-- INFORMATION follows --

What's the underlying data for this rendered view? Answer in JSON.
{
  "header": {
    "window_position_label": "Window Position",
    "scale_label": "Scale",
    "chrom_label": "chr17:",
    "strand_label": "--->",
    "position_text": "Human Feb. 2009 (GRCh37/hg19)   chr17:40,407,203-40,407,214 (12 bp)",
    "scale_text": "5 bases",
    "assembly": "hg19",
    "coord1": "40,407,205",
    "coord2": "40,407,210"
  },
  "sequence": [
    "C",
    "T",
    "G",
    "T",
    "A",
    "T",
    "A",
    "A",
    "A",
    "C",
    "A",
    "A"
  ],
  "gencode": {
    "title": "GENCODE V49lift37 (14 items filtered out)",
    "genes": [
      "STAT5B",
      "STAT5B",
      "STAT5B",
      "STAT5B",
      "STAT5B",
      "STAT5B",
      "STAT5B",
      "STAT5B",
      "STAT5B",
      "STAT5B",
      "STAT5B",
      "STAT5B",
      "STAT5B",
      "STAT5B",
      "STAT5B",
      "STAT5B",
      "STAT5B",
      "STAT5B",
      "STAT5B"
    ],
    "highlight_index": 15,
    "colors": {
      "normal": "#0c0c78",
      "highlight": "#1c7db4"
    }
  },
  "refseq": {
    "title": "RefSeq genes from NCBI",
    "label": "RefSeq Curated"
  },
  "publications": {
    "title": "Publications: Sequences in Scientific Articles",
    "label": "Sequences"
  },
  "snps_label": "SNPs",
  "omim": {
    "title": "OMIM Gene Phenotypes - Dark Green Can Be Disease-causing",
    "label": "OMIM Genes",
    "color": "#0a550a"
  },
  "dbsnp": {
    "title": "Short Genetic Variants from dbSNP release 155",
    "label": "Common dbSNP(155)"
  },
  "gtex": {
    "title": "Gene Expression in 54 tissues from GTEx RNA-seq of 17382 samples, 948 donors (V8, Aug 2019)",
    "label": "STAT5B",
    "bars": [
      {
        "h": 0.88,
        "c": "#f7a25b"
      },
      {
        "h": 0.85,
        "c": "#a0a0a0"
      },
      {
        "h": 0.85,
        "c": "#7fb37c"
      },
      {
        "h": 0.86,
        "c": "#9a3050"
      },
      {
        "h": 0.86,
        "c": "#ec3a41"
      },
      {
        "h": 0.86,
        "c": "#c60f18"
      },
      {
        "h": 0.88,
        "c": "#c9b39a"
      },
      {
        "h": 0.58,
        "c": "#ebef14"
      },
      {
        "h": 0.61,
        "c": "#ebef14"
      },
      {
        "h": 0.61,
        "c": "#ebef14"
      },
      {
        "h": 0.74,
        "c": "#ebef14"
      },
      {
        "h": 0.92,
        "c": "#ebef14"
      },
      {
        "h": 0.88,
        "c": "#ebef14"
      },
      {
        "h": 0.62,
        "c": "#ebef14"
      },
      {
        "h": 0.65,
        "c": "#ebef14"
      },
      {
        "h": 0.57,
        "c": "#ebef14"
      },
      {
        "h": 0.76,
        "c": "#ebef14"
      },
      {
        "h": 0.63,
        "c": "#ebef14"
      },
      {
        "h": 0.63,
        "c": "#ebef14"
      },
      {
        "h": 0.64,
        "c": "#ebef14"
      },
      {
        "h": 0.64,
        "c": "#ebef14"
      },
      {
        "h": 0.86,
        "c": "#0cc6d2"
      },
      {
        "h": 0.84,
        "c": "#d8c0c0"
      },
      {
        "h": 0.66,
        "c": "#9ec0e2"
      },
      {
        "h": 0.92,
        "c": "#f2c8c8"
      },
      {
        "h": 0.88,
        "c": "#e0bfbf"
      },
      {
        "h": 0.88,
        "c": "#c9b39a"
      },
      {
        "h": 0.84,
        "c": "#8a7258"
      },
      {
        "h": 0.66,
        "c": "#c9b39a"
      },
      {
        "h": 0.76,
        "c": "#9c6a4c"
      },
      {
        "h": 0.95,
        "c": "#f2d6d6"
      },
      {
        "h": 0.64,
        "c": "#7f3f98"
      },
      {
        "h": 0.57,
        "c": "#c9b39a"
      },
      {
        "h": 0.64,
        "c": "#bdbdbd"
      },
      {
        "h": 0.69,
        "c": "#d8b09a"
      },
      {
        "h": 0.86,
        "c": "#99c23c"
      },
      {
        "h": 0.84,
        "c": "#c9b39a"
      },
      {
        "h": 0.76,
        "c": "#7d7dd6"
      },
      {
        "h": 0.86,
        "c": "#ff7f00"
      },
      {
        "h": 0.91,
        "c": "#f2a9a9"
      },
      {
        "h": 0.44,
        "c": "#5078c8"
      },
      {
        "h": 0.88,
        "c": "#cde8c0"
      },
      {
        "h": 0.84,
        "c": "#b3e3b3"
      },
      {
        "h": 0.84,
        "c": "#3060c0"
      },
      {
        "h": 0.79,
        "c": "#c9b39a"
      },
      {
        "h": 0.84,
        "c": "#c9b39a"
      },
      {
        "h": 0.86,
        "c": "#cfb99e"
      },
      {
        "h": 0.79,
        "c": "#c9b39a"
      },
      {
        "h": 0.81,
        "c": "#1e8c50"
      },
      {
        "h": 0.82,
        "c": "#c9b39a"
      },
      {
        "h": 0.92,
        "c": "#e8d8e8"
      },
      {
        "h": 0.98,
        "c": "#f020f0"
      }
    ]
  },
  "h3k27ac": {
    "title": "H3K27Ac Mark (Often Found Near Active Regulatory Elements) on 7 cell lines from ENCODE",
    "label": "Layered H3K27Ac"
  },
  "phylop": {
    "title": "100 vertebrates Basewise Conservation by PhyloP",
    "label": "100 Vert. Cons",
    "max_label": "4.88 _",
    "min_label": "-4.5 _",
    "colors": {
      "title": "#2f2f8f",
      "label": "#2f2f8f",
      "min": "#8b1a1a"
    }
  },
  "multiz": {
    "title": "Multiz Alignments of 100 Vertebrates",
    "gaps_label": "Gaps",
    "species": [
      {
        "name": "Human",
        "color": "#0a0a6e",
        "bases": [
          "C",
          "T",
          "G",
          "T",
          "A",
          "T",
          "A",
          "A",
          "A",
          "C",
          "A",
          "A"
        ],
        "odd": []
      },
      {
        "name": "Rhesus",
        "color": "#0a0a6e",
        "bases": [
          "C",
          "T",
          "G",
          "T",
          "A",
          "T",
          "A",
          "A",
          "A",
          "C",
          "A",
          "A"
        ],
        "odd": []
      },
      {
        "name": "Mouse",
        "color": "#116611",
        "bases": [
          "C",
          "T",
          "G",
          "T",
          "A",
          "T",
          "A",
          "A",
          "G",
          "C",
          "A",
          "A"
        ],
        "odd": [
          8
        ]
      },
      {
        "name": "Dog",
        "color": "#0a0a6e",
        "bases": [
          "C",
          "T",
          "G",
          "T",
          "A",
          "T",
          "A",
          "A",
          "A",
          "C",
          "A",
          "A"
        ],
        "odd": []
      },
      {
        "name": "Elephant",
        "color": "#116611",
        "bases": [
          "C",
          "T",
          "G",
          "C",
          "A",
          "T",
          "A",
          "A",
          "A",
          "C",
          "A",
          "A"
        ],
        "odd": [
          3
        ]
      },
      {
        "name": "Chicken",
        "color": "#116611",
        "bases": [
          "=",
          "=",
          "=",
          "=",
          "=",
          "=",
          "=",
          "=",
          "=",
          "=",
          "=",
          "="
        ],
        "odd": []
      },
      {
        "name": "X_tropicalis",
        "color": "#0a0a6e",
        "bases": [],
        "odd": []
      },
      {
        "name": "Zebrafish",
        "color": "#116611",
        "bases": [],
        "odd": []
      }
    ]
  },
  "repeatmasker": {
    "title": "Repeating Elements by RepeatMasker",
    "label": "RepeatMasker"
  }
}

-- INFORMATION concluded --

__EXERCISE REQUIREMENTS__:
Answer with a single number: the count of lines in the entries that hold the word "Sequences".

__SOLVED EXERCISE__:
2